Combination of a δ opioid receptor agonist but not a μ opioid receptor agonist with the D 1-selective dopamine receptor agonist SKF 38393 markedly potentiates different behaviors in mice

Abstract

The effects of intracerebroventricular injections of opioid peptides selective for μ or δ opioid receptors on behaviors induced by the D 1 dopamine agonist SKF 38393 were investigated by using multi-dimensional behavioral analyses. A 10.0 mg/kg dose of SKF 38393 produced a marked increase in grooming behavior. The SKF 38393 (10.0 mg/kg)-induced increase in grooming behavior was clearly antagonized by SCH 23390 (0.03 mg/kg), a D 1 dopamine antagonist, but not by S(−)-sulpride (10.0 mg/kg), a D 2 dopamine antagonist. [D-Ala 2,MePhe 4,Gly 5-ol]enkephalin (DAMGO) (0.003 and 0.01 μg), a μ-selective agonist, or [D-Pen 2,L-Pen 5]enkephalin (DPLPE) (0.3 or 1.0 μg), a δ-selective agonist, failed to affect spontaneous behaviors. The combination of DPLPE (0.3 and 1.0 μg) but not of DAMGO (0.003 and 0.01 μg) with SKF 38393 (10.0 mg/kg) produced a marked increase in linear locomotion and circling away from the side receiving the peptide, whereas grooming behavior was not affected. The effects induced by DPLPE (1.0 μg) plus SKF 38393 (10.0 mg/kg) were fully reversed by the δ-selective opioid antagonist naltrindole (10.0 mg/kg), SCH 23390 (0.03 mg/kg) and S(−)-sulpiride (10.0 mg/kg). These findings suggest that δ but not μ opioid systems interact with D 1 dopamine receptors, resulting in a marked increase in linear locomotion and contralateral circling without causing marked changes in grooming behavior.

• Instructions:
1/ Summarize the abstract on opioid and dopamine receptor agonists in mice in two sentences.
2/ According to the abstract, which results support the conclusion that δ but not μ opioid systems interact with D1 dopamine receptors? Answer in two or three sentences.

• Provided material:

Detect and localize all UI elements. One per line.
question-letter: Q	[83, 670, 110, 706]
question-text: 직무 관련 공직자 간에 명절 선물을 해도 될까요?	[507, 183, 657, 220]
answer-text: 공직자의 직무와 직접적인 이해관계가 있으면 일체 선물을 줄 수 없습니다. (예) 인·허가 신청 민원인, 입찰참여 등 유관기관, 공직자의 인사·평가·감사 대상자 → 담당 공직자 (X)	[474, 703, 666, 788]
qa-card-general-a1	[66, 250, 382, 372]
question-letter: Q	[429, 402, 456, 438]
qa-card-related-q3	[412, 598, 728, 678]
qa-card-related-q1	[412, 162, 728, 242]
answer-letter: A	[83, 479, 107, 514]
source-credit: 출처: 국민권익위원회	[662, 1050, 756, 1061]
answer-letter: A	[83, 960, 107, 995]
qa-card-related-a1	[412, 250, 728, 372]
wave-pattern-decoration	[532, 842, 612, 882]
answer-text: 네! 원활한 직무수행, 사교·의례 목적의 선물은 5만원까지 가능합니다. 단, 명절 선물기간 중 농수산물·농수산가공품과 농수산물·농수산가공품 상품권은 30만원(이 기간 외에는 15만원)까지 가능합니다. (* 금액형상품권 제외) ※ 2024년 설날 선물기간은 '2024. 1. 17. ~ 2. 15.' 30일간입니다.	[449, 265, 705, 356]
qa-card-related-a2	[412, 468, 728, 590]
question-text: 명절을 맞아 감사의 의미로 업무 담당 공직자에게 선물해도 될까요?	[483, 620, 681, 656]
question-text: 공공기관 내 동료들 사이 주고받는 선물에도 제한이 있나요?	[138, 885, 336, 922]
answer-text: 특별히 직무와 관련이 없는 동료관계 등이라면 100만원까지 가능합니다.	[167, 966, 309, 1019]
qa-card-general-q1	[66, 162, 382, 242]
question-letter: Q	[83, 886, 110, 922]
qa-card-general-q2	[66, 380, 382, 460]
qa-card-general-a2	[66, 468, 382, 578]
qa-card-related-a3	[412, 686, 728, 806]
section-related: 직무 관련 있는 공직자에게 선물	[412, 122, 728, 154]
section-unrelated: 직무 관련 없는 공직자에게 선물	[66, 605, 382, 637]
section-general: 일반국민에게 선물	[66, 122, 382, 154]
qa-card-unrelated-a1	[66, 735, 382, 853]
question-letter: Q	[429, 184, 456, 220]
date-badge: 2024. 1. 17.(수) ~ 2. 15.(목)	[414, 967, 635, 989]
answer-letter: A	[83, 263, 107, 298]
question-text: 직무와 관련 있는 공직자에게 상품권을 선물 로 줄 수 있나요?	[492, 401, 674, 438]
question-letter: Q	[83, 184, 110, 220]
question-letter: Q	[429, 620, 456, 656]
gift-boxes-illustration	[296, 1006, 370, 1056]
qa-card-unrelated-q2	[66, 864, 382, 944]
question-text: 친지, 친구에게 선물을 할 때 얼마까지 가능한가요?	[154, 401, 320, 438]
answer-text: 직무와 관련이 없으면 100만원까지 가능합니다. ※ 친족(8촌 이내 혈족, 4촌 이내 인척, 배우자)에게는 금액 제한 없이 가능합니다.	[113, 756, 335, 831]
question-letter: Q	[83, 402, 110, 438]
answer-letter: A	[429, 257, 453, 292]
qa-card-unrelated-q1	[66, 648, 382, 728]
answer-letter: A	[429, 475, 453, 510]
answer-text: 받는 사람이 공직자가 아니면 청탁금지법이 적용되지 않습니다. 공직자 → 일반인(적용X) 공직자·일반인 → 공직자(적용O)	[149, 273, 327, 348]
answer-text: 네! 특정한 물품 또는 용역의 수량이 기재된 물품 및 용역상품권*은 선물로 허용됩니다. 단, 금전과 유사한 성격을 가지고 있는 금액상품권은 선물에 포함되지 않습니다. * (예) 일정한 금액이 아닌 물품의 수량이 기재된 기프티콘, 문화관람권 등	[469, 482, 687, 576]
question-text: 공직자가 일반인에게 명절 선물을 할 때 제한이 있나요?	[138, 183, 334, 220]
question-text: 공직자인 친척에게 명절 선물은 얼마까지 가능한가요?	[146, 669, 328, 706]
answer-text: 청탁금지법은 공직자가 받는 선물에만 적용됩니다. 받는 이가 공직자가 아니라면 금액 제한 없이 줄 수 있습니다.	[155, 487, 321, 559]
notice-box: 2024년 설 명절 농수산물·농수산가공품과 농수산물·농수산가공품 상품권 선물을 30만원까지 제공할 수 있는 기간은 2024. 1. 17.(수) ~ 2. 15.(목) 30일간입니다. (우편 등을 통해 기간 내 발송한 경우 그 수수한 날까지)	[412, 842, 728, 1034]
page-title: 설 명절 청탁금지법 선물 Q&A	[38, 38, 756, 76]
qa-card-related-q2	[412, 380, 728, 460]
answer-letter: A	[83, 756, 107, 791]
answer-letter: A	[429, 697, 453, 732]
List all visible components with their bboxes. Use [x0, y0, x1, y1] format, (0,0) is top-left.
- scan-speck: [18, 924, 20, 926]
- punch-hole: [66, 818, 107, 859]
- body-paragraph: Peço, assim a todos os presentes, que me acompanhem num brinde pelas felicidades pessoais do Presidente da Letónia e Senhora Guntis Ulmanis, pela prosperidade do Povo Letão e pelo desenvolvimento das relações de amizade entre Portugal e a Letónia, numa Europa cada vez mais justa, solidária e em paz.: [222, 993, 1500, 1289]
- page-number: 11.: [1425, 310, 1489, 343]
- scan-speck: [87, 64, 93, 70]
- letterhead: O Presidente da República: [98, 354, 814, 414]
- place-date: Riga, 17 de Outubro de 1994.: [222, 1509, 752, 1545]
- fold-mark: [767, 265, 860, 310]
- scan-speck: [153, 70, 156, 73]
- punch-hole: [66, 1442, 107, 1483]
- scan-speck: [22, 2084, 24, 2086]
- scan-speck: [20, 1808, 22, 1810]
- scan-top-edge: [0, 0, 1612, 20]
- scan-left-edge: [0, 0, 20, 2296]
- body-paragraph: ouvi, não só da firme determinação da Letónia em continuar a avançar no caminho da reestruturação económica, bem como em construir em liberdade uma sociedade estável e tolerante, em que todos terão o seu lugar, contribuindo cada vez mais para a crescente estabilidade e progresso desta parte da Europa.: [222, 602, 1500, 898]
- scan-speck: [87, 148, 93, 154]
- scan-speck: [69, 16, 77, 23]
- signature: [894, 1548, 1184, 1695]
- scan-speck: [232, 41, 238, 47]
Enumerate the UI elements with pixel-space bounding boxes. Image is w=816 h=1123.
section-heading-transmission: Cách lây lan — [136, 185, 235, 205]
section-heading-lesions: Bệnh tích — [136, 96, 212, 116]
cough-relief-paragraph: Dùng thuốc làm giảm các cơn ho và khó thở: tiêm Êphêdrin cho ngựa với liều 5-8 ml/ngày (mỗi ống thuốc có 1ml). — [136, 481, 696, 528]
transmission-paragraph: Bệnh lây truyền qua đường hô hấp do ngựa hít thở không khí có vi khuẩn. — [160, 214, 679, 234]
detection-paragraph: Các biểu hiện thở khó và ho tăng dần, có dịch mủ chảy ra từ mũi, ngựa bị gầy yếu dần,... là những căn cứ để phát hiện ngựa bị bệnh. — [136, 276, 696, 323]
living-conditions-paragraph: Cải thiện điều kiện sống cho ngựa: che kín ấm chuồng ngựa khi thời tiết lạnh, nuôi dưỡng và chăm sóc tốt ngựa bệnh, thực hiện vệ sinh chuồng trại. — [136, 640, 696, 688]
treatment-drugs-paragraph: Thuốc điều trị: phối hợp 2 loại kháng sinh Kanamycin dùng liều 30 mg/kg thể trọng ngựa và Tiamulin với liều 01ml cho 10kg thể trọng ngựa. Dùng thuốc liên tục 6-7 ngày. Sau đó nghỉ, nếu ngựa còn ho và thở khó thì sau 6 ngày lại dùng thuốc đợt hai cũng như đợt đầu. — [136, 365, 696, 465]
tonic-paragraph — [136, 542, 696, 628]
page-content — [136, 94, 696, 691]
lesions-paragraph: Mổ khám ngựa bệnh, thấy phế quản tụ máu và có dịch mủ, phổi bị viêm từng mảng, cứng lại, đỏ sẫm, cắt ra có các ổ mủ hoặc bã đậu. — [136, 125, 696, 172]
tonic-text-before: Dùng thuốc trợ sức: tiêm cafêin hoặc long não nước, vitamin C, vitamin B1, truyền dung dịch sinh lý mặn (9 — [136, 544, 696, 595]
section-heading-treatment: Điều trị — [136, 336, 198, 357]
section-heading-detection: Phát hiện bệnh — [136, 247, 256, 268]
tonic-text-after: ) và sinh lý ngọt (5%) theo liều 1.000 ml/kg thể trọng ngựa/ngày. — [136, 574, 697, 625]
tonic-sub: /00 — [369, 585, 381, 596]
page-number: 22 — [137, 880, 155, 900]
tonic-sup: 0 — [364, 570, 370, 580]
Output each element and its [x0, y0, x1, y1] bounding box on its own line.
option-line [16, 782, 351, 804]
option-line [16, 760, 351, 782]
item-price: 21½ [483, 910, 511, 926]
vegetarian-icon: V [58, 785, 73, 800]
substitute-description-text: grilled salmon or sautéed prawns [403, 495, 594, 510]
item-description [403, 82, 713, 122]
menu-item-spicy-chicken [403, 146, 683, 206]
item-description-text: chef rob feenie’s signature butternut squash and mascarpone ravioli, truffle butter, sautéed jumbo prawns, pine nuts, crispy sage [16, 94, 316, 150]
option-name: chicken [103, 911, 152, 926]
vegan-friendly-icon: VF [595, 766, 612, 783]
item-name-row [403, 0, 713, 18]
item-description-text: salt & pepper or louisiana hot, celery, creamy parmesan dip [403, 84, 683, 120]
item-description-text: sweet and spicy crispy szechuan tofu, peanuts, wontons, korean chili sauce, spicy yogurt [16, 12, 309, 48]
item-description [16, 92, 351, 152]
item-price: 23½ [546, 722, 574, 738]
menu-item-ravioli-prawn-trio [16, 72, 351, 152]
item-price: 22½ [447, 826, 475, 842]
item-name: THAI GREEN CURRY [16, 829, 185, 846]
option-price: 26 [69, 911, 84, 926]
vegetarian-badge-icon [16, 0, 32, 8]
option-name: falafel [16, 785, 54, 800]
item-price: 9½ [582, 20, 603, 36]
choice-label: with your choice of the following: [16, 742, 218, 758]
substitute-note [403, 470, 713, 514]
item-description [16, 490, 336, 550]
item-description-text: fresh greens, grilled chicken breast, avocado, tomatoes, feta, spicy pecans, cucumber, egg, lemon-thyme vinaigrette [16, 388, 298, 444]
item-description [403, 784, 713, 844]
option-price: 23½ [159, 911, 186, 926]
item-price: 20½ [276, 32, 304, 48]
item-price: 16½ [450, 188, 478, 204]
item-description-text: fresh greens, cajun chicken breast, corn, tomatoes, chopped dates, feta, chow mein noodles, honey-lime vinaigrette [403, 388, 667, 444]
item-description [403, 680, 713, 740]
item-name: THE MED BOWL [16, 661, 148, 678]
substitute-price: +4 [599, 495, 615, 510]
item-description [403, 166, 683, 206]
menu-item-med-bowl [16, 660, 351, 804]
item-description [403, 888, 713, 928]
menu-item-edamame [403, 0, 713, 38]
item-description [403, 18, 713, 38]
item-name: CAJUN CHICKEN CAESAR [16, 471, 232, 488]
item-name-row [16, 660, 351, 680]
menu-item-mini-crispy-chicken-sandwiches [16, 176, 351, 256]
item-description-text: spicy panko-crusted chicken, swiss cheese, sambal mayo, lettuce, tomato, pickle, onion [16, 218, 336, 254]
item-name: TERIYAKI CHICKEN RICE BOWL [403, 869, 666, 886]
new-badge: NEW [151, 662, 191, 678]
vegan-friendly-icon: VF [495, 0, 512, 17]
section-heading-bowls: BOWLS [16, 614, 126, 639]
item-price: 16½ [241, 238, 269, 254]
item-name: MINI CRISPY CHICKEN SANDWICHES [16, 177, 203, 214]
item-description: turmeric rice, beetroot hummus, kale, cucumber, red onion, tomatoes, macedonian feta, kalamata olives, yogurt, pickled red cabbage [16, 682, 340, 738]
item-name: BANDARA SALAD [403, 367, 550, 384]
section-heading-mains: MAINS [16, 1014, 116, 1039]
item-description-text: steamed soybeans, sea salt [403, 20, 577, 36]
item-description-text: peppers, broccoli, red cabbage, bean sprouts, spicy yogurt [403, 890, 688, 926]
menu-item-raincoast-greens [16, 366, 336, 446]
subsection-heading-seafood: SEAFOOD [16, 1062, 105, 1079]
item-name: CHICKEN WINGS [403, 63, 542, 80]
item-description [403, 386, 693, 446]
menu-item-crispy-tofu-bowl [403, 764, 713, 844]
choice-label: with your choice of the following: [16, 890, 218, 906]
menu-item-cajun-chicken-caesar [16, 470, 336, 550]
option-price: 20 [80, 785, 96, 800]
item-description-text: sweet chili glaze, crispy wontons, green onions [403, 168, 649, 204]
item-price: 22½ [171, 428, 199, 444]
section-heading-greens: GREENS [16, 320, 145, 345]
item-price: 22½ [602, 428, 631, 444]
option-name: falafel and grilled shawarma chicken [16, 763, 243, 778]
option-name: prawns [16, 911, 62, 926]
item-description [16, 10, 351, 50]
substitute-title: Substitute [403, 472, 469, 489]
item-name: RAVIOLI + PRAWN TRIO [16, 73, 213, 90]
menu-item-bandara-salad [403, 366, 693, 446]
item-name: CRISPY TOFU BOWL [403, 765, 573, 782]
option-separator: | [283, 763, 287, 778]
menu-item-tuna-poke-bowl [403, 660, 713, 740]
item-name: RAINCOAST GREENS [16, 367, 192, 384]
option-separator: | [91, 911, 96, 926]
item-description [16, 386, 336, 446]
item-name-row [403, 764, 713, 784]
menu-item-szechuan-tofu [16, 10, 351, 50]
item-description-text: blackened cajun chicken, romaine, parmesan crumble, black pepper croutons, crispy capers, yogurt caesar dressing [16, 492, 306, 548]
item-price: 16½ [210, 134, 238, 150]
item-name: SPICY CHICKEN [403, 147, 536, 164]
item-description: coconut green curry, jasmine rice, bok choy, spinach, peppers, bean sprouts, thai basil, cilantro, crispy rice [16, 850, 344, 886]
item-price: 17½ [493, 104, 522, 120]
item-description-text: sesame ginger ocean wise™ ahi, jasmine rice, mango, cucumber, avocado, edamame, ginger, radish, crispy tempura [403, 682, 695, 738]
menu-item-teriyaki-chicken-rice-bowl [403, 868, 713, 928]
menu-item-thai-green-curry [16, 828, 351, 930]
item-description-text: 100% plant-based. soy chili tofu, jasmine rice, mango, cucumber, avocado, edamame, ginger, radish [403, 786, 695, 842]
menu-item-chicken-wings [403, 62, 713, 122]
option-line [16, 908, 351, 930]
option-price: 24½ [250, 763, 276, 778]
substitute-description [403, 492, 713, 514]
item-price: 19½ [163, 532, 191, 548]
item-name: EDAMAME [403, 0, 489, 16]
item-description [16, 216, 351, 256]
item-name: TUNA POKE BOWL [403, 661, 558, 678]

• Set of answers:
1/ In mice, the D1 dopamine agonist SKF 38393 markedly increased grooming, and the study tested how intracerebroventricular injections of μ-selective (DAMGO) or δ-selective (DPLPE) opioid peptides affected the behaviors it induced. DPLPE, but not DAMGO, combined with SKF 38393 markedly increased linear locomotion and contralateral circling without affecting grooming, which suggests that δ but not μ opioid systems interact with D1 dopamine receptors.

2/ On their own, neither DAMGO nor DPLPE affected spontaneous behaviors. However, DPLPE combined with SKF 38393 markedly increased linear locomotion and circling away from the side receiving the peptide, whereas DAMGO combined with SKF 38393 did not. These combined effects were fully reversed by the δ-selective antagonist naltrindole and by the dopamine antagonists SCH 23390 and S(−)-sulpiride.